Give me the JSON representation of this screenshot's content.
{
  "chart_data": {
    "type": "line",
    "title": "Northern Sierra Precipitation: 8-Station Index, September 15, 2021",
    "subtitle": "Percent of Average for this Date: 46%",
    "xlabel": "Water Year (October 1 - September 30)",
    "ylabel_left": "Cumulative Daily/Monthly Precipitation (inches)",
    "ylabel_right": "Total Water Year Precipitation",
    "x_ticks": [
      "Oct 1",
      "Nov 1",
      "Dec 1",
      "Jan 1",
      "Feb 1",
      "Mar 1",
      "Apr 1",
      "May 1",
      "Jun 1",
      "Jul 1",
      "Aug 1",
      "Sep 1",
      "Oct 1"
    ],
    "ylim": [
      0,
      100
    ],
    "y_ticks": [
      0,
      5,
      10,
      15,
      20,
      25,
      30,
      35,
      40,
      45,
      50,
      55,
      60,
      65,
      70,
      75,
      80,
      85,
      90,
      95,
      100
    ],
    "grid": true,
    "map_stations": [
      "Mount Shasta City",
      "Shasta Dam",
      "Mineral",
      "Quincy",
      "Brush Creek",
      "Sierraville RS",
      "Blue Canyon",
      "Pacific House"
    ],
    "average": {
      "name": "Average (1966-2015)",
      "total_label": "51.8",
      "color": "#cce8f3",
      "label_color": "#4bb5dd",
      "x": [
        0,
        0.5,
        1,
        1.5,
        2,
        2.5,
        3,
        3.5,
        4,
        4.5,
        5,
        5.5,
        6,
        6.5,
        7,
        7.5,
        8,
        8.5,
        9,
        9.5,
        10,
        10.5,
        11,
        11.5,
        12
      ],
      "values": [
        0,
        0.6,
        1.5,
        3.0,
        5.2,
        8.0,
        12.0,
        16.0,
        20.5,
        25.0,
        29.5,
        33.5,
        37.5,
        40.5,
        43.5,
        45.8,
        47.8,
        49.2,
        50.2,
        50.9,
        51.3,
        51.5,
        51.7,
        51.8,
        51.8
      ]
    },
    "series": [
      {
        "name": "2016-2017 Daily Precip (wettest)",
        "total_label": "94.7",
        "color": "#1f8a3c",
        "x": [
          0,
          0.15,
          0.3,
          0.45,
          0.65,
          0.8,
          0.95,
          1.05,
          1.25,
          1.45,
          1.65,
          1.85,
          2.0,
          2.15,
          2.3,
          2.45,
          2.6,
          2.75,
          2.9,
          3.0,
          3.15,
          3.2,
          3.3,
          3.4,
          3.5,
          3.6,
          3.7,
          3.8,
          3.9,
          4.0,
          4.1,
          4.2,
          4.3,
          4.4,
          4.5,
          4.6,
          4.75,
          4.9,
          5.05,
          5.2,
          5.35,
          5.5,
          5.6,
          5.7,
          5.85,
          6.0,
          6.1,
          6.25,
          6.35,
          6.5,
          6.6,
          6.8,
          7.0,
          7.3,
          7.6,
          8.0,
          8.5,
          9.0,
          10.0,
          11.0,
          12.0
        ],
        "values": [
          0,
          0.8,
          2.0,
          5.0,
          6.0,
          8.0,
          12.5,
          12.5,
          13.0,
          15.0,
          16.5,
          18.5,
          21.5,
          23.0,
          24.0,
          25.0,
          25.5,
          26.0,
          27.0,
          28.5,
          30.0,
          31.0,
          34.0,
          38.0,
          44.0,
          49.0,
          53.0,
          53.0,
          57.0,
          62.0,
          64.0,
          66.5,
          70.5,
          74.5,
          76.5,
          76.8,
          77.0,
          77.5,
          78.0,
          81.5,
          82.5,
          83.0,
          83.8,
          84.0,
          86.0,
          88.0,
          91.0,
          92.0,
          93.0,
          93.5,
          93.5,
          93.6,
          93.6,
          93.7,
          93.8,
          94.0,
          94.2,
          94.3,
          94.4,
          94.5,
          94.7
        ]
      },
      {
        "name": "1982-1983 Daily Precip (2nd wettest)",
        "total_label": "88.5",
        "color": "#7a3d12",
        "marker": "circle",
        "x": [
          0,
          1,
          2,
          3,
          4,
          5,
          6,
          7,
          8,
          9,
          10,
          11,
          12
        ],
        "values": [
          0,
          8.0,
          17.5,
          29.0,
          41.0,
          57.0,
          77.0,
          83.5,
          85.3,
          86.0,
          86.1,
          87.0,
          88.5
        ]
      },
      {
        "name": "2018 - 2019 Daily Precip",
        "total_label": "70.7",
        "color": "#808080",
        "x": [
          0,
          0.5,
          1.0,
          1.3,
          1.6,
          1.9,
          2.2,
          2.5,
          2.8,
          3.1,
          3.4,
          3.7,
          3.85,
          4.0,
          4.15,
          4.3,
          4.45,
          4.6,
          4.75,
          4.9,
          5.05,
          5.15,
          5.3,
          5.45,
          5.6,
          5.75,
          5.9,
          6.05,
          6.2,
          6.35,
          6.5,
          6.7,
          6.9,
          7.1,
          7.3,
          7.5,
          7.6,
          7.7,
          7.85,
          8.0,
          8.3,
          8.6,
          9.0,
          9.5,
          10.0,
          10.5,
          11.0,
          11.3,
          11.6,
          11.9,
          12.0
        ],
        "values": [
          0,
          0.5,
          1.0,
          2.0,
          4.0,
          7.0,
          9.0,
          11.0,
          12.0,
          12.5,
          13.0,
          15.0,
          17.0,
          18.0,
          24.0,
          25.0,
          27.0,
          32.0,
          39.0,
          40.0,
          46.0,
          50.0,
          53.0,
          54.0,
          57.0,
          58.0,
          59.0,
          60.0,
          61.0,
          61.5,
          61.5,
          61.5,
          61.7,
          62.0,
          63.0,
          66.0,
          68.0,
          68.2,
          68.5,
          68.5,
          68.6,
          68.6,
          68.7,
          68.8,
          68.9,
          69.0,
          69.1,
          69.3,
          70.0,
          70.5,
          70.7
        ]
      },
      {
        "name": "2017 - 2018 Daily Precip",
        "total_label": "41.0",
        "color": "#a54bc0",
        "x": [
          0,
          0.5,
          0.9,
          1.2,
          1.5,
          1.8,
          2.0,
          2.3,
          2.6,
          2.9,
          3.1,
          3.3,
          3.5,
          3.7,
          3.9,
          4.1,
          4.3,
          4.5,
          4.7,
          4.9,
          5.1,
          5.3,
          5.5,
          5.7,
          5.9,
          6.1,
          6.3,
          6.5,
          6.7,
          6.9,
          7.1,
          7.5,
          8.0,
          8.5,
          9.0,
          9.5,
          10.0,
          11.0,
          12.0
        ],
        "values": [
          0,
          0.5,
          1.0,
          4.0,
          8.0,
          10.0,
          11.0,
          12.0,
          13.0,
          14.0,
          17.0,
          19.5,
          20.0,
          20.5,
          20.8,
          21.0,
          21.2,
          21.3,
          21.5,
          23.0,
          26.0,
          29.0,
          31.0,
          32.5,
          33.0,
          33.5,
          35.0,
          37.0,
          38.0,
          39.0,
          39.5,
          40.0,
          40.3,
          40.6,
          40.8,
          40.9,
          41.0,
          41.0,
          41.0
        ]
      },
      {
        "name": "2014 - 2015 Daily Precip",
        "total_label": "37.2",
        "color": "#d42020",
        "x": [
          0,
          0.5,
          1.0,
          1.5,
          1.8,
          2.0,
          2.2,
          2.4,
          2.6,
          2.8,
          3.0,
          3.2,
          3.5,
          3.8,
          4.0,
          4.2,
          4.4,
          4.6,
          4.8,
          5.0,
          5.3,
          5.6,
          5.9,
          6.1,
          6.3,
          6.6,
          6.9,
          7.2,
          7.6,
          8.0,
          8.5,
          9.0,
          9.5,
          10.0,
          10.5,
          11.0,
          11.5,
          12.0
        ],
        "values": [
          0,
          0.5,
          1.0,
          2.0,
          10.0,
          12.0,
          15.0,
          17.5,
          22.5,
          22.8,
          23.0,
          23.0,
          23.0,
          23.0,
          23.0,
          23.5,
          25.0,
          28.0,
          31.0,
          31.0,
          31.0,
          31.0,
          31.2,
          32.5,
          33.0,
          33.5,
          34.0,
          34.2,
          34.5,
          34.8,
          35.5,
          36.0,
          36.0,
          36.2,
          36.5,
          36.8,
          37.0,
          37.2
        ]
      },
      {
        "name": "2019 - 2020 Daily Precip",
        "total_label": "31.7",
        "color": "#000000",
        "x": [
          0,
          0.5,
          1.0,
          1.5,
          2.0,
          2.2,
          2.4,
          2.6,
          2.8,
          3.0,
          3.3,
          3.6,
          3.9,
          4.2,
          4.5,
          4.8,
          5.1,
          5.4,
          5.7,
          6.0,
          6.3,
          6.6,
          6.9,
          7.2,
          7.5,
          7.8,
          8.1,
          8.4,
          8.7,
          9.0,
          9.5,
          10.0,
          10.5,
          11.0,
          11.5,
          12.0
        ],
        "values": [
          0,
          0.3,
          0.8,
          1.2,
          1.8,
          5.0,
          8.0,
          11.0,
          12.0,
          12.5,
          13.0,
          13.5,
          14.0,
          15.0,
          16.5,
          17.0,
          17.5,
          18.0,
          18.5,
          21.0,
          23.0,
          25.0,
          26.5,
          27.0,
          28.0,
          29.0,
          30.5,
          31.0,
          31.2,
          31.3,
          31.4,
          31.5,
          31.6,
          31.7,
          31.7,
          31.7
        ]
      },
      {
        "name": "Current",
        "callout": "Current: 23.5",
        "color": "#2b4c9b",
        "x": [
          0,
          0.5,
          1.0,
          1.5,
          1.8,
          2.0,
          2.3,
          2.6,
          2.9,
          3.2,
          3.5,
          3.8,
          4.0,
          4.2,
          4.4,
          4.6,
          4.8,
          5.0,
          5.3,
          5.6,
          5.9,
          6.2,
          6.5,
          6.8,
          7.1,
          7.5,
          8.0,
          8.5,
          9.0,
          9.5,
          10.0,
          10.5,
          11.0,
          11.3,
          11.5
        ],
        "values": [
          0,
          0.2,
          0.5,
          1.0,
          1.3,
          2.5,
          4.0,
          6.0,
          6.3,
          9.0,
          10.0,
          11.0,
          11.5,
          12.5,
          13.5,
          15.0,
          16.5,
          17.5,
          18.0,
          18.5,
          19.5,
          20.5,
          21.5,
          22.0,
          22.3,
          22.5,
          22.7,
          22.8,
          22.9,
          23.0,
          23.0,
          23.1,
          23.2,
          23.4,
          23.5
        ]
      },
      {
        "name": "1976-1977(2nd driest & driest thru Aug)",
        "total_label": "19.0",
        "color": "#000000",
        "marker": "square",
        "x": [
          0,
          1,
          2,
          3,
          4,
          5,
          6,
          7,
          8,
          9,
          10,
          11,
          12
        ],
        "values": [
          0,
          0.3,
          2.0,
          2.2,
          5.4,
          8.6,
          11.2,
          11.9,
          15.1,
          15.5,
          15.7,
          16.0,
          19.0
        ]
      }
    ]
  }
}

········

*Description of the task:* Looking at the records above, work out how many lines include the word "September", then give that number by itself.

*Answer to this task:* 2